▶ _PROBLEM DETAILS_:
Reproduce every record exactly as it appears, but not the pictures.

[Extracted records]
──────

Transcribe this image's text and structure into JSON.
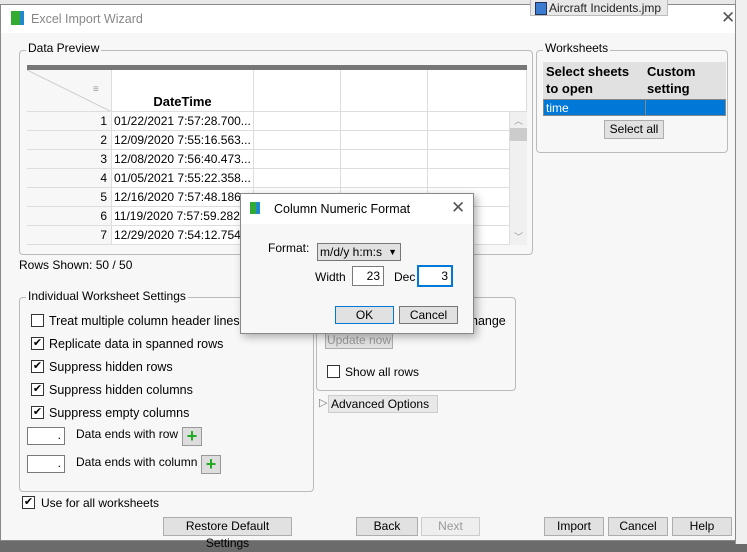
{
  "background": {
    "window_text": "Aircraft Incidents.jmp"
  },
  "window": {
    "title": "Excel Import Wizard",
    "close_icon": "close-icon"
  },
  "preview": {
    "legend": "Data Preview",
    "column_header": "DateTime",
    "rows": [
      {
        "n": "1",
        "v": "01/22/2021 7:57:28.700..."
      },
      {
        "n": "2",
        "v": "12/09/2020 7:55:16.563..."
      },
      {
        "n": "3",
        "v": "12/08/2020 7:56:40.473..."
      },
      {
        "n": "4",
        "v": "01/05/2021 7:55:22.358..."
      },
      {
        "n": "5",
        "v": "12/16/2020 7:57:48.186"
      },
      {
        "n": "6",
        "v": "11/19/2020 7:57:59.282"
      },
      {
        "n": "7",
        "v": "12/29/2020 7:54:12.754"
      }
    ],
    "rows_shown": "Rows Shown: 50 / 50"
  },
  "worksheets": {
    "legend": "Worksheets",
    "col1": "Select sheets to open",
    "col2": "Custom setting",
    "rows": [
      {
        "name": "time",
        "custom": ""
      }
    ],
    "select_all": "Select all"
  },
  "settings": {
    "legend": "Individual Worksheet Settings",
    "options": [
      {
        "label": "Treat multiple column header lines as",
        "checked": false
      },
      {
        "label": "Replicate data in spanned rows",
        "checked": true
      },
      {
        "label": "Suppress hidden rows",
        "checked": true
      },
      {
        "label": "Suppress hidden columns",
        "checked": true
      },
      {
        "label": "Suppress empty columns",
        "checked": true
      }
    ],
    "data_ends_row_label": "Data ends with row",
    "data_ends_row_value": ".",
    "data_ends_col_label": "Data ends with column",
    "data_ends_col_value": "."
  },
  "update": {
    "partial_label": "hange",
    "update_now": "Update now",
    "show_all_rows": "Show all rows"
  },
  "advanced": "Advanced Options",
  "use_all": {
    "label": "Use for all worksheets",
    "checked": true
  },
  "buttons": {
    "restore": "Restore Default Settings",
    "back": "Back",
    "next": "Next",
    "import": "Import",
    "cancel": "Cancel",
    "help": "Help"
  },
  "dialog": {
    "title": "Column Numeric Format",
    "format_label": "Format:",
    "format_value": "m/d/y h:m:s",
    "width_label": "Width",
    "width_value": "23",
    "dec_label": "Dec",
    "dec_value": "3",
    "ok": "OK",
    "cancel": "Cancel"
  },
  "colors": {
    "selection": "#0078d7",
    "focus": "#0078d7"
  }
}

──────

▶ _TASK ANSWER_:
Transcribe this image's text and structure into JSON.
{
  "background": {
    "window_text": "Aircraft Incidents.jmp"
  },
  "window": {
    "title": "Excel Import Wizard",
    "close_icon": "close-icon"
  },
  "preview": {
    "legend": "Data Preview",
    "column_header": "DateTime",
    "rows": [
      {
        "n": "1",
        "v": "01/22/2021 7:57:28.700..."
      },
      {
        "n": "2",
        "v": "12/09/2020 7:55:16.563..."
      },
      {
        "n": "3",
        "v": "12/08/2020 7:56:40.473..."
      },
      {
        "n": "4",
        "v": "01/05/2021 7:55:22.358..."
      },
      {
        "n": "5",
        "v": "12/16/2020 7:57:48.186"
      },
      {
        "n": "6",
        "v": "11/19/2020 7:57:59.282"
      },
      {
        "n": "7",
        "v": "12/29/2020 7:54:12.754"
      }
    ],
    "rows_shown": "Rows Shown: 50 / 50"
  },
  "worksheets": {
    "legend": "Worksheets",
    "col1": "Select sheets to open",
    "col2": "Custom setting",
    "rows": [
      {
        "name": "time",
        "custom": ""
      }
    ],
    "select_all": "Select all"
  },
  "settings": {
    "legend": "Individual Worksheet Settings",
    "options": [
      {
        "label": "Treat multiple column header lines as",
        "checked": false
      },
      {
        "label": "Replicate data in spanned rows",
        "checked": true
      },
      {
        "label": "Suppress hidden rows",
        "checked": true
      },
      {
        "label": "Suppress hidden columns",
        "checked": true
      },
      {
        "label": "Suppress empty columns",
        "checked": true
      }
    ],
    "data_ends_row_label": "Data ends with row",
    "data_ends_row_value": ".",
    "data_ends_col_label": "Data ends with column",
    "data_ends_col_value": "."
  },
  "update": {
    "partial_label": "hange",
    "update_now": "Update now",
    "show_all_rows": "Show all rows"
  },
  "advanced": "Advanced Options",
  "use_all": {
    "label": "Use for all worksheets",
    "checked": true
  },
  "buttons": {
    "restore": "Restore Default Settings",
    "back": "Back",
    "next": "Next",
    "import": "Import",
    "cancel": "Cancel",
    "help": "Help"
  },
  "dialog": {
    "title": "Column Numeric Format",
    "format_label": "Format:",
    "format_value": "m/d/y h:m:s",
    "width_label": "Width",
    "width_value": "23",
    "dec_label": "Dec",
    "dec_value": "3",
    "ok": "OK",
    "cancel": "Cancel"
  },
  "colors": {
    "selection": "#0078d7",
    "focus": "#0078d7"
  }
}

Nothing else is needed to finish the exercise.